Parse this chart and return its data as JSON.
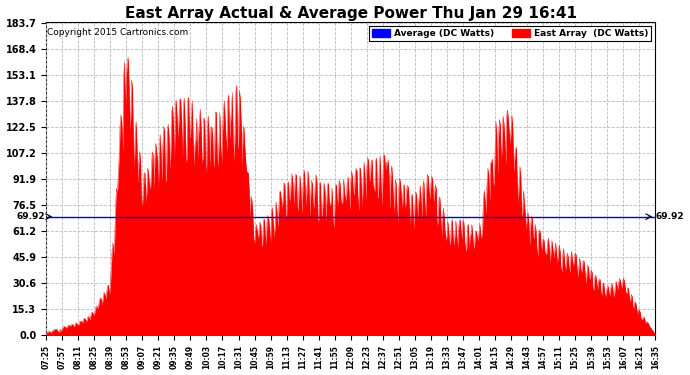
{
  "title": "East Array Actual & Average Power Thu Jan 29 16:41",
  "copyright": "Copyright 2015 Cartronics.com",
  "legend_avg": "Average (DC Watts)",
  "legend_east": "East Array  (DC Watts)",
  "avg_line_value": 69.92,
  "avg_label": "69.92",
  "ymax": 183.7,
  "ymin": 0.0,
  "yticks": [
    0.0,
    15.3,
    30.6,
    45.9,
    61.2,
    76.5,
    91.9,
    107.2,
    122.5,
    137.8,
    153.1,
    168.4,
    183.7
  ],
  "background_color": "#ffffff",
  "fill_color": "#ff0000",
  "avg_line_color": "#0000cd",
  "grid_color": "#bbbbbb",
  "title_fontsize": 11,
  "copyright_fontsize": 7,
  "xtick_labels": [
    "07:25",
    "07:57",
    "08:11",
    "08:25",
    "08:39",
    "08:53",
    "09:07",
    "09:21",
    "09:35",
    "09:49",
    "10:03",
    "10:17",
    "10:31",
    "10:45",
    "10:59",
    "11:13",
    "11:27",
    "11:41",
    "11:55",
    "12:09",
    "12:23",
    "12:37",
    "12:51",
    "13:05",
    "13:19",
    "13:33",
    "13:47",
    "14:01",
    "14:15",
    "14:29",
    "14:43",
    "14:57",
    "15:11",
    "15:25",
    "15:39",
    "15:53",
    "16:07",
    "16:21",
    "16:35"
  ]
}
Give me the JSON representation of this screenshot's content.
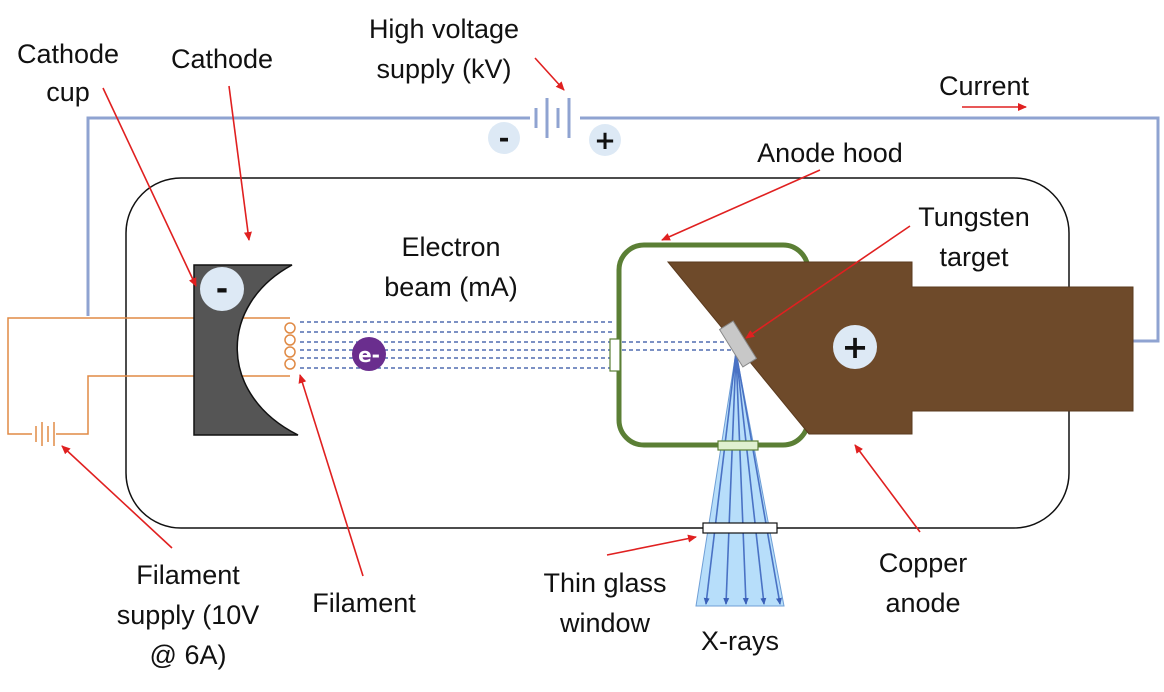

+===+

▶ Written problem
Reproduce all of the material exactly, apart from the pictures.

▶ Final result
Parse this chart and return its data as JSON.
{
  "title": "East Array Actual & Average Power Thu Jan 29 16:41",
  "copyright": "Copyright 2015 Cartronics.com",
  "legend_avg": "Average (DC Watts)",
  "legend_east": "East Array  (DC Watts)",
  "avg_line_value": 69.92,
  "avg_label": "69.92",
  "ymax": 183.7,
  "ymin": 0.0,
  "yticks": [
    0.0,
    15.3,
    30.6,
    45.9,
    61.2,
    76.5,
    91.9,
    107.2,
    122.5,
    137.8,
    153.1,
    168.4,
    183.7
  ],
  "background_color": "#ffffff",
  "fill_color": "#ff0000",
  "avg_line_color": "#0000cd",
  "grid_color": "#bbbbbb",
  "title_fontsize": 11,
  "copyright_fontsize": 7,
  "xtick_labels": [
    "07:25",
    "07:57",
    "08:11",
    "08:25",
    "08:39",
    "08:53",
    "09:07",
    "09:21",
    "09:35",
    "09:49",
    "10:03",
    "10:17",
    "10:31",
    "10:45",
    "10:59",
    "11:13",
    "11:27",
    "11:41",
    "11:55",
    "12:09",
    "12:23",
    "12:37",
    "12:51",
    "13:05",
    "13:19",
    "13:33",
    "13:47",
    "14:01",
    "14:15",
    "14:29",
    "14:43",
    "14:57",
    "15:11",
    "15:25",
    "15:39",
    "15:53",
    "16:07",
    "16:21",
    "16:35"
  ]
}
Give me the JSON representation of this screenshot's content.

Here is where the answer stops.